----- Entries -----
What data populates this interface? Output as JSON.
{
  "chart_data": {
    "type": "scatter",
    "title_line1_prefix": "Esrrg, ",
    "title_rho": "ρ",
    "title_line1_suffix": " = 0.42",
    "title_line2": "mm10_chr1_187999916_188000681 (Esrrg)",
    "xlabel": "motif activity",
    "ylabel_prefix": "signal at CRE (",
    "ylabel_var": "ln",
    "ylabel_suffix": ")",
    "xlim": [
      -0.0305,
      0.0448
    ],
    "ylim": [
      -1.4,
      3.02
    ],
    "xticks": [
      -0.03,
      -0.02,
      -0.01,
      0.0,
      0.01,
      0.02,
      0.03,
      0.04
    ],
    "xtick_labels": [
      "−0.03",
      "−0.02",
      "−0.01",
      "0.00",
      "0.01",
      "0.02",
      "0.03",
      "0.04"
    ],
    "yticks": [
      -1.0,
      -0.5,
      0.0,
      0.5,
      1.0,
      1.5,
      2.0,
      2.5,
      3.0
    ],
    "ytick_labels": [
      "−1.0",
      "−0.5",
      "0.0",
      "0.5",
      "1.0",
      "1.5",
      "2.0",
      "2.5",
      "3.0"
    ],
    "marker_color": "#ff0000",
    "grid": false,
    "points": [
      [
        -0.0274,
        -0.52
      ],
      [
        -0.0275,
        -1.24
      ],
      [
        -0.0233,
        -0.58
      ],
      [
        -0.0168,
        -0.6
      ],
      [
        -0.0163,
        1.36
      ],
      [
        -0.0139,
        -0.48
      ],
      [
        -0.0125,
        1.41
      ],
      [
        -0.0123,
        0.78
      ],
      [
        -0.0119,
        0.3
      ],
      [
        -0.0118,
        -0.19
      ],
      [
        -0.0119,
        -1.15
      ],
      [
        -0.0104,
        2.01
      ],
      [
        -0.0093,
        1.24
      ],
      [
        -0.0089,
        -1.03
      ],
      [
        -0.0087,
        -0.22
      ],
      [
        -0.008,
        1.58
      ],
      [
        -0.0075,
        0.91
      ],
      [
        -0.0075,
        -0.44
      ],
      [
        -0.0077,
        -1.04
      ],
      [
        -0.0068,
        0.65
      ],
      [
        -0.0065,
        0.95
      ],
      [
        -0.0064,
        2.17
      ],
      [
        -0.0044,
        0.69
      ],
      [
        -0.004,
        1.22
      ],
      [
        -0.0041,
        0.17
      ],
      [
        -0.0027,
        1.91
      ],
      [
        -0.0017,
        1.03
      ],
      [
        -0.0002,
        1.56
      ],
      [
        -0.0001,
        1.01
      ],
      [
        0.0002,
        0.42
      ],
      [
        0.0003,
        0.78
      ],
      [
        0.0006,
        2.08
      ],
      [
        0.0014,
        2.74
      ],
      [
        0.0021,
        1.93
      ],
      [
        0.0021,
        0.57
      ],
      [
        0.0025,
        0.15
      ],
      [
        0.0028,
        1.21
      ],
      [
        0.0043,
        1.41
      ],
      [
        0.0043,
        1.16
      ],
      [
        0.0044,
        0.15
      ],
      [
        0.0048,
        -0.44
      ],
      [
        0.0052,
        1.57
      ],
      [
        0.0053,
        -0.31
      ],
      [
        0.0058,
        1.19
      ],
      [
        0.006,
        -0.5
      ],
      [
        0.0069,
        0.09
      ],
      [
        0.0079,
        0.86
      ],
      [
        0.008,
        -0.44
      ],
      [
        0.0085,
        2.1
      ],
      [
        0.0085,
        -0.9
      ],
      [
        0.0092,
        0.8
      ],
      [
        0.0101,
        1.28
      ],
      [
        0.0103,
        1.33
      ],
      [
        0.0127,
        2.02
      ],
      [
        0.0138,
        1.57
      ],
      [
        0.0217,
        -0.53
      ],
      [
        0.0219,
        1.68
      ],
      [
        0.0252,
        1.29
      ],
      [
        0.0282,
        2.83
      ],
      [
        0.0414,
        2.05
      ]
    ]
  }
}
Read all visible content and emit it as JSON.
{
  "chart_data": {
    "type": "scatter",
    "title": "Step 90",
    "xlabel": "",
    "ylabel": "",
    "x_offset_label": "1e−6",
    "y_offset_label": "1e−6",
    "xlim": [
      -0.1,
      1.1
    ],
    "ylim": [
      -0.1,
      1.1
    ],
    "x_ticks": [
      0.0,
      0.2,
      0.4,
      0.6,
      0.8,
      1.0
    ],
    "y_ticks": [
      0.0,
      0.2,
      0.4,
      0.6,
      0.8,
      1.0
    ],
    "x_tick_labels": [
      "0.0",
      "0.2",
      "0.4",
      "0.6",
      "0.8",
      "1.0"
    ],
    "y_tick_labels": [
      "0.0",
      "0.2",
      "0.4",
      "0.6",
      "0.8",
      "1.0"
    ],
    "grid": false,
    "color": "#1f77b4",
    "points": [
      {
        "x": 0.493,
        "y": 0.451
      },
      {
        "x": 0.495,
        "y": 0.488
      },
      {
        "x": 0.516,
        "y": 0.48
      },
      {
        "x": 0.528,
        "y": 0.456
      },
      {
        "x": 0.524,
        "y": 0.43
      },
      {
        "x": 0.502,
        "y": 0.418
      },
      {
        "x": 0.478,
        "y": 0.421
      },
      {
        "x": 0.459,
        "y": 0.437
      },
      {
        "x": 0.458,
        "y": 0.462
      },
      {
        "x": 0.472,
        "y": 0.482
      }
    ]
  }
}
-----
Set exercise -> Reproduce each line holding the word "JSON".

Response ->
What data populates this interface? Output as JSON.
Read all visible content and emit it as JSON.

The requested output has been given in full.